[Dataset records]

==*==

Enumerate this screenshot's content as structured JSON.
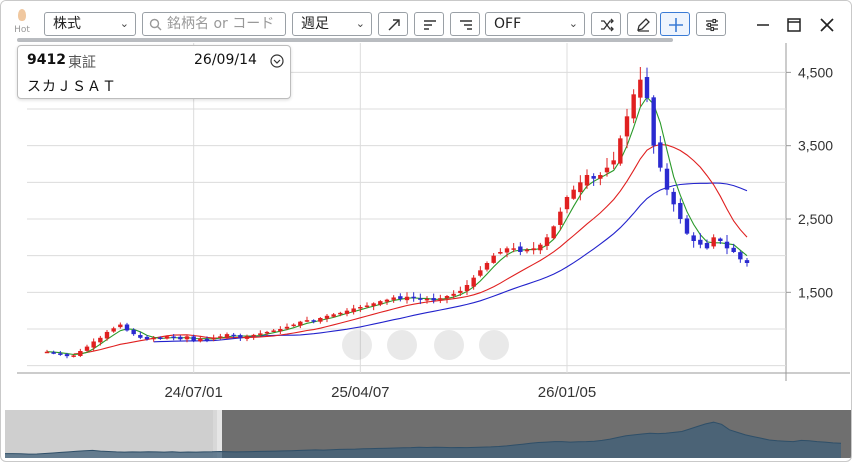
{
  "toolbar": {
    "hot_label": "Hot",
    "market_select": "株式",
    "search_placeholder": "銘柄名 or コード",
    "period_select": "週足",
    "indicator_select": "OFF",
    "icons": [
      "trend-line-icon",
      "align-left-icon",
      "align-right-icon",
      "shuffle-icon",
      "pencil-icon",
      "crosshair-plus-icon",
      "settings-sliders-icon"
    ],
    "window_icons": [
      "minimize-icon",
      "maximize-icon",
      "close-icon"
    ]
  },
  "info_box": {
    "code": "9412",
    "exchange": "東証",
    "date": "26/09/14",
    "name": "スカＪＳＡＴ"
  },
  "chart_data": {
    "type": "candlestick",
    "y_axis": {
      "ticks": [
        "4,500",
        "3,500",
        "2,500",
        "1,500"
      ],
      "range": [
        400,
        4900
      ]
    },
    "x_axis": {
      "ticks": [
        "24/07/01",
        "25/04/07",
        "26/01/05"
      ]
    },
    "close_series": [
      690,
      680,
      660,
      630,
      640,
      700,
      760,
      830,
      880,
      960,
      1010,
      1060,
      980,
      930,
      880,
      860,
      880,
      870,
      900,
      880,
      860,
      900,
      840,
      870,
      860,
      880,
      900,
      930,
      910,
      880,
      900,
      920,
      940,
      960,
      980,
      1000,
      1030,
      1060,
      1100,
      1120,
      1100,
      1150,
      1180,
      1200,
      1220,
      1250,
      1280,
      1300,
      1320,
      1350,
      1380,
      1400,
      1430,
      1410,
      1440,
      1420,
      1400,
      1410,
      1390,
      1420,
      1450,
      1480,
      1520,
      1600,
      1700,
      1800,
      1900,
      2000,
      2050,
      2100,
      2100,
      2050,
      2080,
      2100,
      2150,
      2250,
      2400,
      2600,
      2800,
      2900,
      3000,
      3100,
      3050,
      3100,
      3200,
      3300,
      3600,
      3900,
      4200,
      4400,
      4150,
      3500,
      3200,
      2900,
      2700,
      2500,
      2300,
      2200,
      2150,
      2100,
      2250,
      2200,
      2100,
      2050,
      1950,
      1900
    ],
    "ma_short_color": "#2a9a2a",
    "ma_mid_color": "#e02020",
    "ma_long_color": "#2222cc",
    "up_color": "#e02020",
    "down_color": "#2a2ad0",
    "ghost_controls": [
      "minus",
      "plus",
      "chevron-left",
      "chevron-right"
    ]
  }
}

==*==

JOB
Pictures appear in the records above. Output everything except them, exactly.

EXPECTED ANSWER
Enumerate this screenshot's content as structured JSON.
{
  "toolbar": {
    "hot_label": "Hot",
    "market_select": "株式",
    "search_placeholder": "銘柄名 or コード",
    "period_select": "週足",
    "indicator_select": "OFF",
    "icons": [
      "trend-line-icon",
      "align-left-icon",
      "align-right-icon",
      "shuffle-icon",
      "pencil-icon",
      "crosshair-plus-icon",
      "settings-sliders-icon"
    ],
    "window_icons": [
      "minimize-icon",
      "maximize-icon",
      "close-icon"
    ]
  },
  "info_box": {
    "code": "9412",
    "exchange": "東証",
    "date": "26/09/14",
    "name": "スカＪＳＡＴ"
  },
  "chart_data": {
    "type": "candlestick",
    "y_axis": {
      "ticks": [
        "4,500",
        "3,500",
        "2,500",
        "1,500"
      ],
      "range": [
        400,
        4900
      ]
    },
    "x_axis": {
      "ticks": [
        "24/07/01",
        "25/04/07",
        "26/01/05"
      ]
    },
    "close_series": [
      690,
      680,
      660,
      630,
      640,
      700,
      760,
      830,
      880,
      960,
      1010,
      1060,
      980,
      930,
      880,
      860,
      880,
      870,
      900,
      880,
      860,
      900,
      840,
      870,
      860,
      880,
      900,
      930,
      910,
      880,
      900,
      920,
      940,
      960,
      980,
      1000,
      1030,
      1060,
      1100,
      1120,
      1100,
      1150,
      1180,
      1200,
      1220,
      1250,
      1280,
      1300,
      1320,
      1350,
      1380,
      1400,
      1430,
      1410,
      1440,
      1420,
      1400,
      1410,
      1390,
      1420,
      1450,
      1480,
      1520,
      1600,
      1700,
      1800,
      1900,
      2000,
      2050,
      2100,
      2100,
      2050,
      2080,
      2100,
      2150,
      2250,
      2400,
      2600,
      2800,
      2900,
      3000,
      3100,
      3050,
      3100,
      3200,
      3300,
      3600,
      3900,
      4200,
      4400,
      4150,
      3500,
      3200,
      2900,
      2700,
      2500,
      2300,
      2200,
      2150,
      2100,
      2250,
      2200,
      2100,
      2050,
      1950,
      1900
    ],
    "ma_short_color": "#2a9a2a",
    "ma_mid_color": "#e02020",
    "ma_long_color": "#2222cc",
    "up_color": "#e02020",
    "down_color": "#2a2ad0",
    "ghost_controls": [
      "minus",
      "plus",
      "chevron-left",
      "chevron-right"
    ]
  }
}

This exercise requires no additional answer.